>> begin RECORDS FOR THE EXERCISE

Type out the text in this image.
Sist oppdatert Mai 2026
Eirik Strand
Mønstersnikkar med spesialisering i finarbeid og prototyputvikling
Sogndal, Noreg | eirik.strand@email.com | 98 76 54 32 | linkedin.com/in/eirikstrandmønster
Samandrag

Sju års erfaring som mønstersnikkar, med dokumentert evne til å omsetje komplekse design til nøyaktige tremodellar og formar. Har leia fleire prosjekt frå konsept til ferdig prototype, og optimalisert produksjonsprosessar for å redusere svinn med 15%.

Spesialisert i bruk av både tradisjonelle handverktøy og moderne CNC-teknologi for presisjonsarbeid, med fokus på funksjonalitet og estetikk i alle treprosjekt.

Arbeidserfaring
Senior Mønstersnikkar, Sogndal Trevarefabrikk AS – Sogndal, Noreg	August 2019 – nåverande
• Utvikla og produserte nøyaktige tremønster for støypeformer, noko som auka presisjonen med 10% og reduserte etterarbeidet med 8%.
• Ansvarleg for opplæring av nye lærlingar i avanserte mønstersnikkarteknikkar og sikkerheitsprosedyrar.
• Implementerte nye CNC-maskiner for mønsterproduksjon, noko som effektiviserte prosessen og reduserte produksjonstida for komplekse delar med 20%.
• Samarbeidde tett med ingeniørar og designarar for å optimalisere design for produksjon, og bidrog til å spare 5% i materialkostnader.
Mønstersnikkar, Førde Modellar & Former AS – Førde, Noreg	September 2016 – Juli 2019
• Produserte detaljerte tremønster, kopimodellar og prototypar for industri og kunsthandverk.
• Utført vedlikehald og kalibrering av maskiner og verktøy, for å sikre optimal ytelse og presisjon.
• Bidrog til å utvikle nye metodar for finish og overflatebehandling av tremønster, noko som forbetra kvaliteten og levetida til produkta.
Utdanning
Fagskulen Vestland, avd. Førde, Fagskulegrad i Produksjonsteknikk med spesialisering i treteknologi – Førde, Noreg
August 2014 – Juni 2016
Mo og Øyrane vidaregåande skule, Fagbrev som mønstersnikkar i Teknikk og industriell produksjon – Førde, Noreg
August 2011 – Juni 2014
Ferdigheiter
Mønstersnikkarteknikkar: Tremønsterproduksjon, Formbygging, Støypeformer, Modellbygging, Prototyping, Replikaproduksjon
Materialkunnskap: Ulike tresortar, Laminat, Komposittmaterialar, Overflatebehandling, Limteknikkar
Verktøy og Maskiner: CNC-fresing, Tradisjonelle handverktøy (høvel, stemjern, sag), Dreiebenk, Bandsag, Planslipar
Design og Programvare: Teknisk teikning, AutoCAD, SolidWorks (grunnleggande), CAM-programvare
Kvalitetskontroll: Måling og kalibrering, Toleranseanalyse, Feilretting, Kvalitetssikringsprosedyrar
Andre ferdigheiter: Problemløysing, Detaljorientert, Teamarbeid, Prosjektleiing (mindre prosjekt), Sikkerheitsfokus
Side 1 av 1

>> end RECORDS FOR THE EXERCISE

**PROBLEM TO SOLVE**
Give back all the records exactly as they stand.

**EXERCISE RESULT**
Type out the text in this image.
Sist oppdatert Mai 2026
Eirik Strand
Mønstersnikkar med spesialisering i finarbeid og prototyputvikling
Sogndal, Noreg | eirik.strand@email.com | 98 76 54 32 | linkedin.com/in/eirikstrandmønster
Samandrag

Sju års erfaring som mønstersnikkar, med dokumentert evne til å omsetje komplekse design til nøyaktige tremodellar og formar. Har leia fleire prosjekt frå konsept til ferdig prototype, og optimalisert produksjonsprosessar for å redusere svinn med 15%.

Spesialisert i bruk av både tradisjonelle handverktøy og moderne CNC-teknologi for presisjonsarbeid, med fokus på funksjonalitet og estetikk i alle treprosjekt.

Arbeidserfaring
Senior Mønstersnikkar, Sogndal Trevarefabrikk AS – Sogndal, Noreg	August 2019 – nåverande
• Utvikla og produserte nøyaktige tremønster for støypeformer, noko som auka presisjonen med 10% og reduserte etterarbeidet med 8%.
• Ansvarleg for opplæring av nye lærlingar i avanserte mønstersnikkarteknikkar og sikkerheitsprosedyrar.
• Implementerte nye CNC-maskiner for mønsterproduksjon, noko som effektiviserte prosessen og reduserte produksjonstida for komplekse delar med 20%.
• Samarbeidde tett med ingeniørar og designarar for å optimalisere design for produksjon, og bidrog til å spare 5% i materialkostnader.
Mønstersnikkar, Førde Modellar & Former AS – Førde, Noreg	September 2016 – Juli 2019
• Produserte detaljerte tremønster, kopimodellar og prototypar for industri og kunsthandverk.
• Utført vedlikehald og kalibrering av maskiner og verktøy, for å sikre optimal ytelse og presisjon.
• Bidrog til å utvikle nye metodar for finish og overflatebehandling av tremønster, noko som forbetra kvaliteten og levetida til produkta.
Utdanning
Fagskulen Vestland, avd. Førde, Fagskulegrad i Produksjonsteknikk med spesialisering i treteknologi – Førde, Noreg
August 2014 – Juni 2016
Mo og Øyrane vidaregåande skule, Fagbrev som mønstersnikkar i Teknikk og industriell produksjon – Førde, Noreg
August 2011 – Juni 2014
Ferdigheiter
Mønstersnikkarteknikkar: Tremønsterproduksjon, Formbygging, Støypeformer, Modellbygging, Prototyping, Replikaproduksjon
Materialkunnskap: Ulike tresortar, Laminat, Komposittmaterialar, Overflatebehandling, Limteknikkar
Verktøy og Maskiner: CNC-fresing, Tradisjonelle handverktøy (høvel, stemjern, sag), Dreiebenk, Bandsag, Planslipar
Design og Programvare: Teknisk teikning, AutoCAD, SolidWorks (grunnleggande), CAM-programvare
Kvalitetskontroll: Måling og kalibrering, Toleranseanalyse, Feilretting, Kvalitetssikringsprosedyrar
Andre ferdigheiter: Problemløysing, Detaljorientert, Teamarbeid, Prosjektleiing (mindre prosjekt), Sikkerheitsfokus
Side 1 av 1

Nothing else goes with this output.